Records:
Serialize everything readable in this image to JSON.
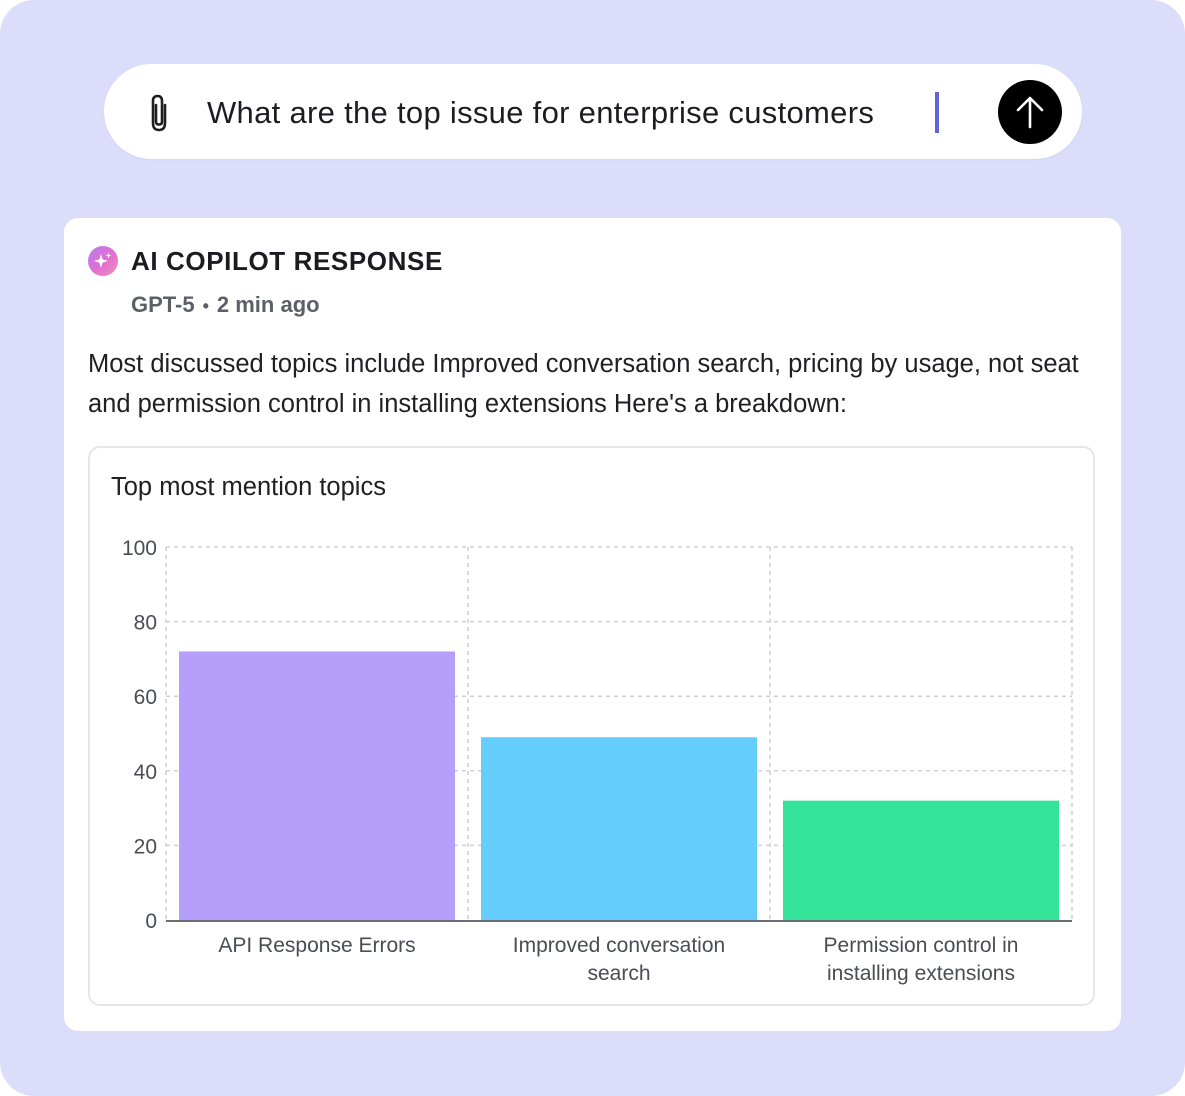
{
  "prompt": {
    "text": "What are the top issue for enterprise customers",
    "send_label": "Send"
  },
  "response": {
    "title": "AI COPILOT RESPONSE",
    "model": "GPT-5",
    "separator": "•",
    "time": "2 min ago",
    "body": "Most discussed topics include Improved conversation search, pricing by usage, not seat and permission control in installing extensions Here's a breakdown:"
  },
  "colors": {
    "background": "#dcdcfb",
    "caret": "#6263d6",
    "bar_1": "#b69ffb",
    "bar_2": "#64cdfc",
    "bar_3": "#33e39a"
  },
  "icons": {
    "attach": "paperclip-icon",
    "send": "arrow-up-icon",
    "ai": "sparkle-icon"
  },
  "chart_data": {
    "type": "bar",
    "title": "Top most mention topics",
    "categories": [
      [
        "API Response Errors"
      ],
      [
        "Improved conversation",
        "search"
      ],
      [
        "Permission control in",
        "installing extensions"
      ]
    ],
    "values": [
      72,
      49,
      32
    ],
    "bar_colors": [
      "#b69ffb",
      "#64cdfc",
      "#33e39a"
    ],
    "ylim": [
      0,
      100
    ],
    "yticks": [
      0,
      20,
      40,
      60,
      80,
      100
    ],
    "xlabel": "",
    "ylabel": "",
    "grid": true,
    "legend": "none"
  }
}
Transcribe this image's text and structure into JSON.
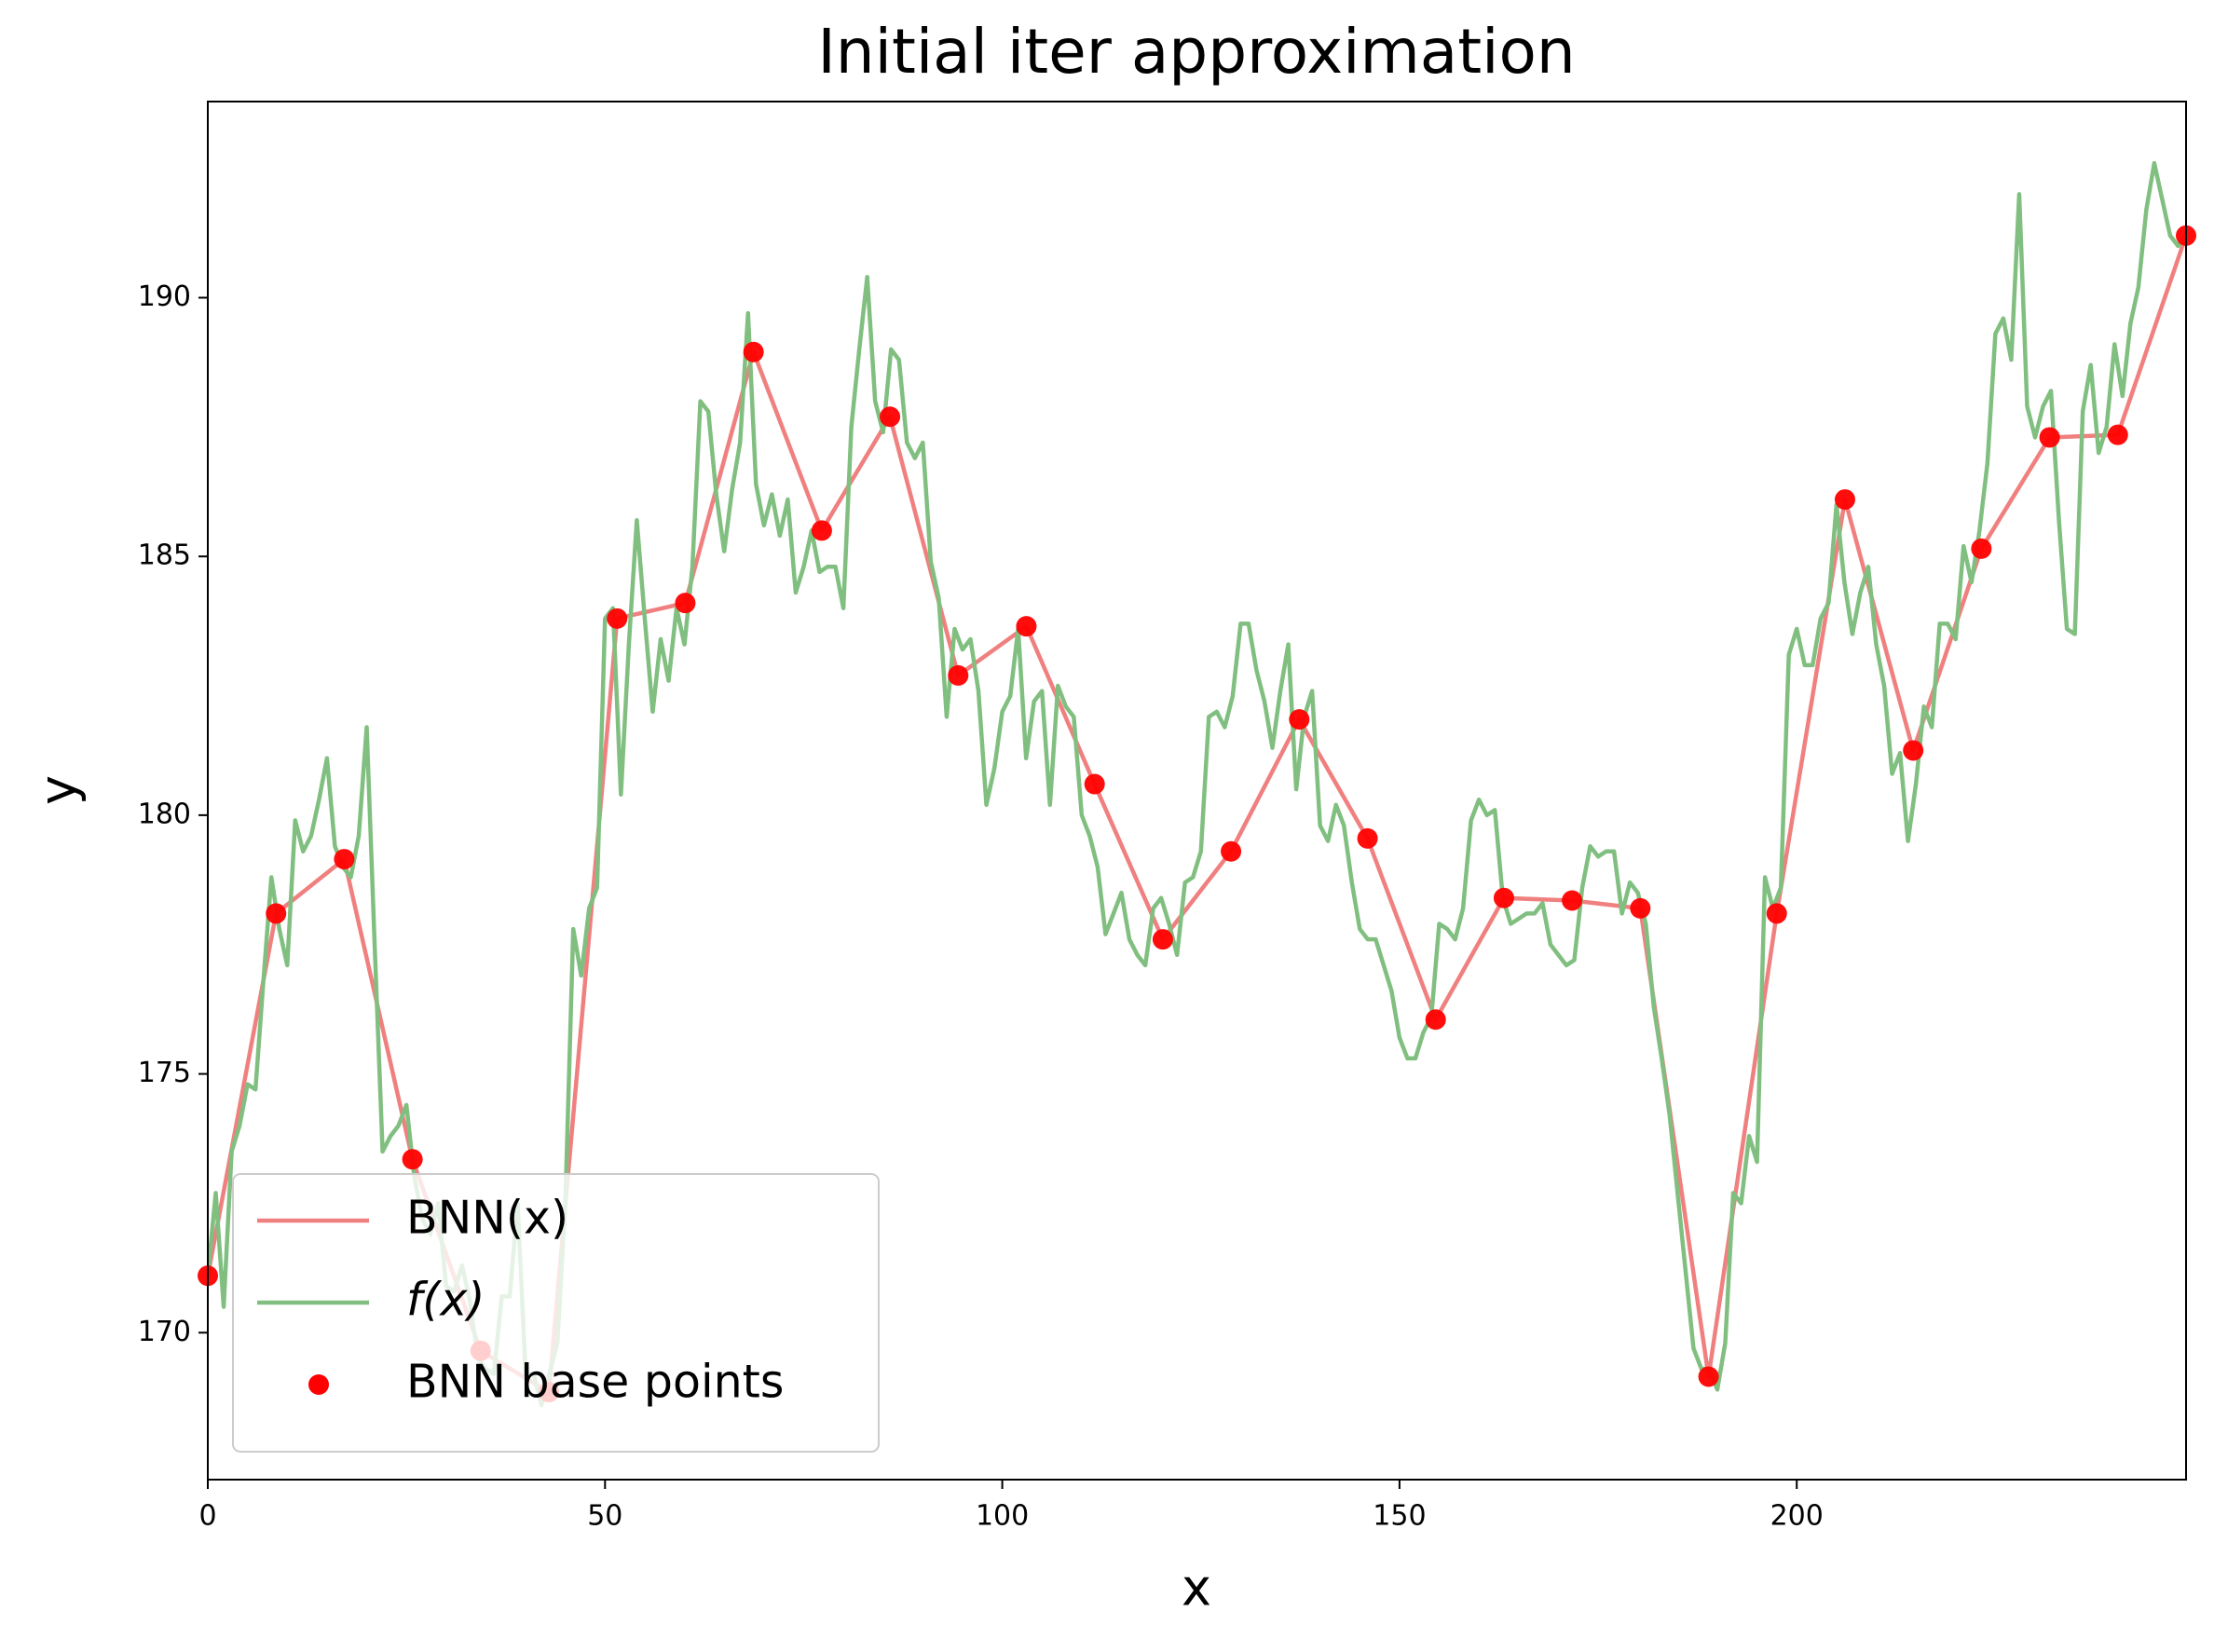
{
  "chart_data": {
    "type": "line",
    "title": "Initial iter approximation",
    "xlabel": "x",
    "ylabel": "y",
    "xlim": [
      0,
      249
    ],
    "ylim": [
      167.16,
      193.79
    ],
    "xticks": [
      0,
      50,
      100,
      150,
      200
    ],
    "yticks": [
      170,
      175,
      180,
      185,
      190
    ],
    "grid": false,
    "legend": "lower left",
    "series": [
      {
        "name": "BNN(x)",
        "kind": "line",
        "color": "#f08080",
        "x": [
          0,
          8.59,
          17.17,
          25.76,
          34.34,
          42.93,
          51.52,
          60.1,
          68.69,
          77.28,
          85.86,
          94.45,
          103.03,
          111.62,
          120.21,
          128.79,
          137.38,
          145.97,
          154.55,
          163.14,
          171.72,
          180.31,
          188.9,
          197.48,
          206.07,
          214.66,
          223.24,
          231.83,
          240.41,
          249
        ],
        "values": [
          171.1,
          178.1,
          179.15,
          173.35,
          169.65,
          168.85,
          183.8,
          184.1,
          188.95,
          185.5,
          187.7,
          182.7,
          183.65,
          180.6,
          177.6,
          179.3,
          181.85,
          179.55,
          176.05,
          178.4,
          178.35,
          178.2,
          169.15,
          178.1,
          186.1,
          181.25,
          185.15,
          187.3,
          187.35,
          191.2
        ]
      },
      {
        "name": "f(x)",
        "kind": "line",
        "color": "#80bf80",
        "x": [
          0,
          1,
          2,
          3,
          4,
          5,
          6,
          7,
          8,
          9,
          10,
          11,
          12,
          13,
          14,
          15,
          16,
          17,
          18,
          19,
          20,
          21,
          22,
          23,
          24,
          25,
          26,
          27,
          28,
          29,
          30,
          31,
          32,
          33,
          34,
          35,
          36,
          37,
          38,
          39,
          40,
          41,
          42,
          43,
          44,
          45,
          46,
          47,
          48,
          49,
          50,
          51,
          52,
          53,
          54,
          55,
          56,
          57,
          58,
          59,
          60,
          61,
          62,
          63,
          64,
          65,
          66,
          67,
          68,
          69,
          70,
          71,
          72,
          73,
          74,
          75,
          76,
          77,
          78,
          79,
          80,
          81,
          82,
          83,
          84,
          85,
          86,
          87,
          88,
          89,
          90,
          91,
          92,
          93,
          94,
          95,
          96,
          97,
          98,
          99,
          100,
          101,
          102,
          103,
          104,
          105,
          106,
          107,
          108,
          109,
          110,
          111,
          112,
          113,
          114,
          115,
          116,
          117,
          118,
          119,
          120,
          121,
          122,
          123,
          124,
          125,
          126,
          127,
          128,
          129,
          130,
          131,
          132,
          133,
          134,
          135,
          136,
          137,
          138,
          139,
          140,
          141,
          142,
          143,
          144,
          145,
          146,
          147,
          148,
          149,
          150,
          151,
          152,
          153,
          154,
          155,
          156,
          157,
          158,
          159,
          160,
          161,
          162,
          163,
          164,
          165,
          166,
          167,
          168,
          169,
          170,
          171,
          172,
          173,
          174,
          175,
          176,
          177,
          178,
          179,
          180,
          181,
          182,
          183,
          184,
          185,
          186,
          187,
          188,
          189,
          190,
          191,
          192,
          193,
          194,
          195,
          196,
          197,
          198,
          199,
          200,
          201,
          202,
          203,
          204,
          205,
          206,
          207,
          208,
          209,
          210,
          211,
          212,
          213,
          214,
          215,
          216,
          217,
          218,
          219,
          220,
          221,
          222,
          223,
          224,
          225,
          226,
          227,
          228,
          229,
          230,
          231,
          232,
          233,
          234,
          235,
          236,
          237,
          238,
          239,
          240,
          241,
          242,
          243,
          244,
          245,
          246,
          247,
          248,
          249
        ],
        "values": [
          171.1,
          172.7,
          170.5,
          173.5,
          174.0,
          174.8,
          174.7,
          176.8,
          178.8,
          177.8,
          177.1,
          179.9,
          179.3,
          179.6,
          180.3,
          181.1,
          179.4,
          179.0,
          178.8,
          179.6,
          181.7,
          177.5,
          173.5,
          173.8,
          174.0,
          174.4,
          173.0,
          172.2,
          171.9,
          172.5,
          170.9,
          170.8,
          171.3,
          170.6,
          169.5,
          169.3,
          169.2,
          170.7,
          170.7,
          172.5,
          169.2,
          169.2,
          168.6,
          169.2,
          169.8,
          172.5,
          177.8,
          176.9,
          178.2,
          178.6,
          183.8,
          184.0,
          180.4,
          183.3,
          185.7,
          183.8,
          182.0,
          183.4,
          182.6,
          184.0,
          183.3,
          184.8,
          188.0,
          187.8,
          186.2,
          185.1,
          186.3,
          187.2,
          189.7,
          186.4,
          185.6,
          186.2,
          185.4,
          186.1,
          184.3,
          184.8,
          185.5,
          184.7,
          184.8,
          184.8,
          184.0,
          187.5,
          189.0,
          190.4,
          188.0,
          187.4,
          189.0,
          188.8,
          187.2,
          186.9,
          187.2,
          184.9,
          184.2,
          181.9,
          183.6,
          183.2,
          183.4,
          182.4,
          180.2,
          180.9,
          182.0,
          182.3,
          183.6,
          181.1,
          182.2,
          182.4,
          180.2,
          182.5,
          182.1,
          181.9,
          180.0,
          179.6,
          179.0,
          177.7,
          178.1,
          178.5,
          177.6,
          177.3,
          177.1,
          178.2,
          178.4,
          177.9,
          177.3,
          178.7,
          178.8,
          179.3,
          181.9,
          182.0,
          181.7,
          182.3,
          183.7,
          183.7,
          182.8,
          182.2,
          181.3,
          182.4,
          183.3,
          180.5,
          181.9,
          182.4,
          179.8,
          179.5,
          180.2,
          179.8,
          178.7,
          177.8,
          177.6,
          177.6,
          177.1,
          176.6,
          175.7,
          175.3,
          175.3,
          175.8,
          176.1,
          177.9,
          177.8,
          177.6,
          178.2,
          179.9,
          180.3,
          180.0,
          180.1,
          178.4,
          177.9,
          178.0,
          178.1,
          178.1,
          178.3,
          177.5,
          177.3,
          177.1,
          177.2,
          178.6,
          179.4,
          179.2,
          179.3,
          179.3,
          178.1,
          178.7,
          178.5,
          177.9,
          176.3,
          175.3,
          174.2,
          172.7,
          171.2,
          169.7,
          169.3,
          169.3,
          168.9,
          169.8,
          172.7,
          172.5,
          173.8,
          173.3,
          178.8,
          178.2,
          178.6,
          183.1,
          183.6,
          182.9,
          182.9,
          183.8,
          184.1,
          186.0,
          184.5,
          183.5,
          184.3,
          184.8,
          183.3,
          182.5,
          180.8,
          181.2,
          179.5,
          180.6,
          182.1,
          181.7,
          183.7,
          183.7,
          183.4,
          185.2,
          184.5,
          185.5,
          186.8,
          189.3,
          189.6,
          188.8,
          192.0,
          187.9,
          187.3,
          187.9,
          188.2,
          185.7,
          183.6,
          183.5,
          187.8,
          188.7,
          187.0,
          187.5,
          189.1,
          188.1,
          189.5,
          190.2,
          191.7,
          192.6,
          191.9,
          191.2,
          191.0,
          191.2
        ]
      },
      {
        "name": "BNN base points",
        "kind": "scatter",
        "color": "#ff0000",
        "x": [
          0,
          8.59,
          17.17,
          25.76,
          34.34,
          42.93,
          51.52,
          60.1,
          68.69,
          77.28,
          85.86,
          94.45,
          103.03,
          111.62,
          120.21,
          128.79,
          137.38,
          145.97,
          154.55,
          163.14,
          171.72,
          180.31,
          188.9,
          197.48,
          206.07,
          214.66,
          223.24,
          231.83,
          240.41,
          249
        ],
        "values": [
          171.1,
          178.1,
          179.15,
          173.35,
          169.65,
          168.85,
          183.8,
          184.1,
          188.95,
          185.5,
          187.7,
          182.7,
          183.65,
          180.6,
          177.6,
          179.3,
          181.85,
          179.55,
          176.05,
          178.4,
          178.35,
          178.2,
          169.15,
          178.1,
          186.1,
          181.25,
          185.15,
          187.3,
          187.35,
          191.2
        ]
      }
    ]
  }
}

**TASK DIRECTIONS:**
Look through the data above. Copy every line with the string "search" in it.

**RESPONSE:**
    "body": "Most discussed topics include Improved conversation search, pricing by usage, not seat and permission control in installing extensions Here's a breakdown:"
        "search"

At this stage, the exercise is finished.